- **Given passage**
◇ ◇ ◇ ◇ ◇
Stakeholder communication is not about presenting your roadmap, it is about making the right people feel like they shaped it before they see the final version. PMs who treat the all-hands as a decision forum are giving stakeholders too much power at too late a stage.


Who This Is For

You are a PM who has run at least one roadmap review and watched it go sideways. Someone raised a concern you did not expect. The room got tense. You made the right call but left with a damaged relationship. This article is about why that happened and what to do before the next one.


The Room Was Already Too Late

Picture this: a PM at a consumer fintech app in Bengaluru spends three weeks building the quarterly roadmap. The prioritization is solid. The data is clean. The deprioritization of a campaign-tagging feature is the right call, marketing attribution is half-built, the engineering lift is high, and the quarter is already loaded.

The Head of Marketing sees this for the first time in the all-hands.

She raises it as a blocker. The PM has the data, makes the case, holds the decision. And the relationship with Marketing is damaged for a quarter, because the right call was made in the wrong room.

Here is what did not happen: the PM did not show her a draft two weeks earlier. If that had happened, the same outcome, campaign tagging stays deprioritized, could have played out in a Slack thread. No audience. No stakes. No performance of disagreement in front of fifteen people. The Head of Marketing could have pushed back, heard the reasoning, and either accepted it privately or escalated through the right channel before the all-hands.

The decision would have been identical. The relationship would have been intact.


What the Meeting Is Actually For

Everyone says stakeholder meetings are for alignment. Most teams use them for something closer to announcement, and then wonder why people push back.

The meeting is a ratification ceremony. By the time the calendar invite goes out for an all-hands roadmap review, the material decisions should already be resolved. The meeting exists to confirm, to give visibility to people who were not in the bilateral conversations, and to give leadership a shared artifact they can reference.
◇ ◇ ◇ ◇ ◇
- **Supplied data**
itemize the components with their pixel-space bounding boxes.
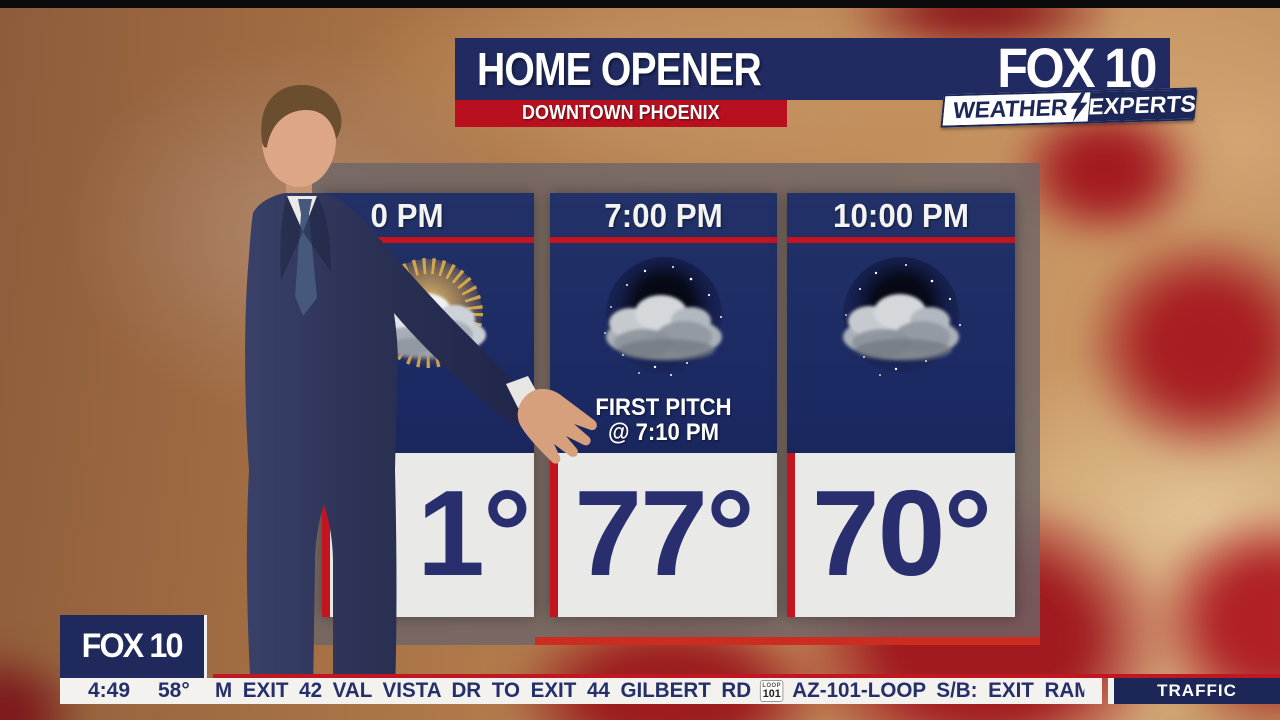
clock: 4:49 [88,679,131,702]
partly-sunny-icon [370,258,486,368]
night-mostly-cloudy-icon [843,257,961,376]
first-pitch-note: FIRST PITCH @ 7:10 PM [595,394,732,446]
night-mostly-cloudy-icon [603,257,722,376]
ticker-bar: 4:49 58° M EXIT 42 VAL VISTA DR TO EXIT … [60,678,1102,704]
card-divider [550,237,777,243]
lightning-bolt-icon [1070,92,1087,122]
fox10-bug-label: FOX 10 [82,627,184,665]
headline-subbanner: DOWNTOWN PHOENIX [455,100,787,127]
card-time: 10:00 PM [833,197,969,234]
letterbox-bar [0,0,1280,8]
weather-experts-badge: WEATHER EXPERTS [940,87,1198,128]
route-101-shield-icon: LOOP 101 [759,680,784,702]
fox10-bug: FOX 10 [60,615,207,678]
ticker-accent-line [213,674,1280,678]
forecast-card-10pm: 10:00 PM [787,193,1015,617]
badge-weather-label: WEATHER [942,92,1071,126]
forecast-card-early: 0 PM [322,193,534,617]
card-temperature: 70° [787,453,1015,617]
fox10-logo: FOX 10 [997,36,1157,99]
traffic-label: TRAFFIC [1157,681,1237,700]
forecast-panel: 0 PM [310,163,1040,645]
card-temperature: 77° [550,453,777,617]
current-temperature: 58° [158,679,190,702]
traffic-label-box: TRAFFIC [1108,678,1280,704]
headline-title: HOME OPENER [477,43,762,95]
ticker-segment: AZ-101-LOOP S/B: EXIT RAM [792,679,1085,702]
traffic-ticker: M EXIT 42 VAL VISTA DR TO EXIT 44 GILBER… [215,678,1084,704]
card-time: 7:00 PM [604,197,723,234]
card-divider [787,237,1015,243]
ticker-segment: M EXIT 42 VAL VISTA DR TO EXIT 44 GILBER… [215,679,752,702]
panel-bottom-stripe [535,637,1040,645]
forecast-card-7pm: 7:00 PM [550,193,777,617]
badge-experts-label: EXPERTS [1087,89,1198,122]
card-time: 0 PM [370,197,444,234]
card-temperature: 1° [322,453,534,617]
headline-banner: HOME OPENER [455,38,1170,100]
headline-subtitle: DOWNTOWN PHOENIX [522,102,720,124]
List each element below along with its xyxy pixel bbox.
◇ ◇ ◇ ◇ ◇
- **Complete the following**
1) Answer these questions using the stakeholder communication passage.
(a) How long does the PM in Bengaluru spend building the quarterly roadmap?
(b) For how long is the relationship with Marketing damaged?
(c) What does the passage call the meeting in its section on what the meeting is for?
2) Reproduce the stakeholder communication passage word for word, starting with "Stakeholder communication is" and going on through "the next one.".

- **Solved tasks**
1)
(a) Three weeks.
(b) For a quarter.
(c) A ratification ceremony.

2)
Stakeholder communication is not about presenting your roadmap, it is about making the right people feel like they shaped it before they see the final version. PMs who treat the all-hands as a decision forum are giving stakeholders too much power at too late a stage.


Who This Is For

You are a PM who has run at least one roadmap review and watched it go sideways. Someone raised a concern you did not expect. The room got tense. You made the right call but left with a damaged relationship. This article is about why that happened and what to do before the next one.